Exercise task:
In the material below, the lines containing the word "местности" are required; copy each of them.

** Start of Material for the task **

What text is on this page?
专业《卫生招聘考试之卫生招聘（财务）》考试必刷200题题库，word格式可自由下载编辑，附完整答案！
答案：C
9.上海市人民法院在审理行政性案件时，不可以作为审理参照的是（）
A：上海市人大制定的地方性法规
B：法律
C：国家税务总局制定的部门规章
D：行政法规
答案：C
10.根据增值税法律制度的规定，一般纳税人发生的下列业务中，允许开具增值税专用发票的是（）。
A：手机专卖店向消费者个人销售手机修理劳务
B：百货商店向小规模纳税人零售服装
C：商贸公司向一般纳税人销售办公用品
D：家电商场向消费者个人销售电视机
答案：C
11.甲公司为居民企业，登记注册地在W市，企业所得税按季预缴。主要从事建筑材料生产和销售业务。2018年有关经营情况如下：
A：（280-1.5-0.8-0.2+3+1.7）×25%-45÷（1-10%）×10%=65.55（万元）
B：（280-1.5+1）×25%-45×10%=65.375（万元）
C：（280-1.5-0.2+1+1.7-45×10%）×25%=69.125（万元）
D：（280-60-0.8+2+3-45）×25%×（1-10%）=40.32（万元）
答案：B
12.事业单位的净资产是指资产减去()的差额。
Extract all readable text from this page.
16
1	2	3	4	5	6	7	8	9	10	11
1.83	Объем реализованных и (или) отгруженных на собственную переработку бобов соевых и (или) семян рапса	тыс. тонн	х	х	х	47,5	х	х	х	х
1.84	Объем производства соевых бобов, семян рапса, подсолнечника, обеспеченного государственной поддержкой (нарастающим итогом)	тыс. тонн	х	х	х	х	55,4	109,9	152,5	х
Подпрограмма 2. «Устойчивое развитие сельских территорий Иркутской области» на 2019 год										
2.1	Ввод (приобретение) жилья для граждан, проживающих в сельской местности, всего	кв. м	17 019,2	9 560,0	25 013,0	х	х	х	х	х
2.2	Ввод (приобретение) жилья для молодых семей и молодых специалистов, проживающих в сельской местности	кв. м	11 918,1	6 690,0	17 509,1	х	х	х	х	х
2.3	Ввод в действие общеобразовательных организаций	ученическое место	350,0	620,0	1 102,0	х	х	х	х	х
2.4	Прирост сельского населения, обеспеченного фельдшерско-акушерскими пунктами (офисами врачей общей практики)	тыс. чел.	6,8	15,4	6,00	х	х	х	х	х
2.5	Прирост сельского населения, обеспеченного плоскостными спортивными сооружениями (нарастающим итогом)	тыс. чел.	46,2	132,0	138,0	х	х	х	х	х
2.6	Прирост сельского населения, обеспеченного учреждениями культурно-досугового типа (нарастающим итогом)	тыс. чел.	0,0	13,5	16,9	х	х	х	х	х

** End of Material for the task **

Solution to the exercise:
2.1	Ввод (приобретение) жилья для граждан, проживающих в сельской местности, всего	кв. м	17 019,2	9 560,0	25 013,0	х	х	х	х	х
2.2	Ввод (приобретение) жилья для молодых семей и молодых специалистов, проживающих в сельской местности	кв. м	11 918,1	6 690,0	17 509,1	х	х	х	х	х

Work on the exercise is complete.